Exercise →
Give the listing again exactly, omitting its images.

The data →
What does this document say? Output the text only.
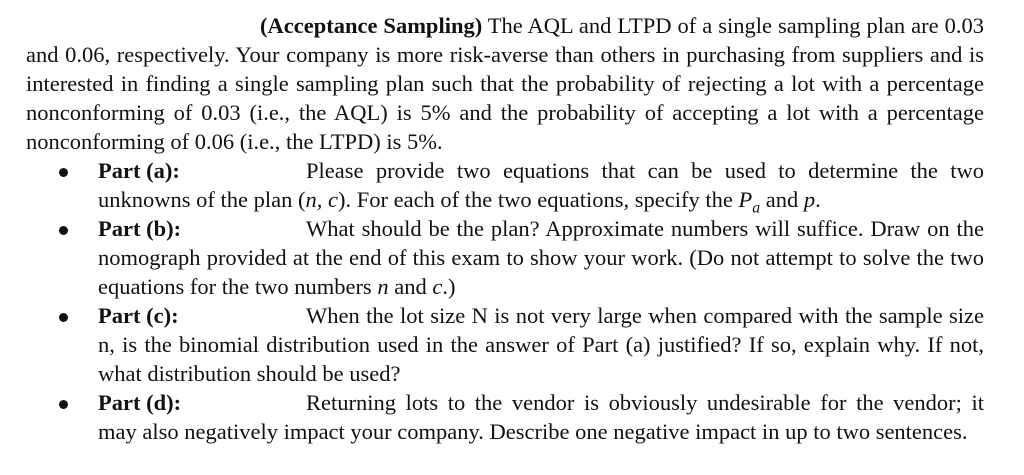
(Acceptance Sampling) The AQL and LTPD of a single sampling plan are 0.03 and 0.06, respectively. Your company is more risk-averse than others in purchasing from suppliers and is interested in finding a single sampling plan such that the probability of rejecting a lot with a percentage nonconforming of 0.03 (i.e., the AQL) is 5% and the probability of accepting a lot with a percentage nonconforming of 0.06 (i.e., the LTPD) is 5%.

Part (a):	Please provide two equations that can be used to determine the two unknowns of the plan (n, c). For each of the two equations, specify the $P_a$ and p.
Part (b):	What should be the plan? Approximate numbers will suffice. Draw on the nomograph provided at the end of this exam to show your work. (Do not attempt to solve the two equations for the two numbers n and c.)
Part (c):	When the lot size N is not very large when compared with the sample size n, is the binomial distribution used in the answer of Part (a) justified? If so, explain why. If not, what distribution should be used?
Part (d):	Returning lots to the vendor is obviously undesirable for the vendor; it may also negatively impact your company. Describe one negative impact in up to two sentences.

Expected answer →
What does this document say? Output the text only.
(Acceptance Sampling) The AQL and LTPD of a single sampling plan are 0.03 and 0.06, respectively. Your company is more risk-averse than others in purchasing from suppliers and is interested in finding a single sampling plan such that the probability of rejecting a lot with a percentage nonconforming of 0.03 (i.e., the AQL) is 5% and the probability of accepting a lot with a percentage nonconforming of 0.06 (i.e., the LTPD) is 5%.

Part (a):	Please provide two equations that can be used to determine the two unknowns of the plan (n, c). For each of the two equations, specify the $P_a$ and p.
Part (b):	What should be the plan? Approximate numbers will suffice. Draw on the nomograph provided at the end of this exam to show your work. (Do not attempt to solve the two equations for the two numbers n and c.)
Part (c):	When the lot size N is not very large when compared with the sample size n, is the binomial distribution used in the answer of Part (a) justified? If so, explain why. If not, what distribution should be used?
Part (d):	Returning lots to the vendor is obviously undesirable for the vendor; it may also negatively impact your company. Describe one negative impact in up to two sentences.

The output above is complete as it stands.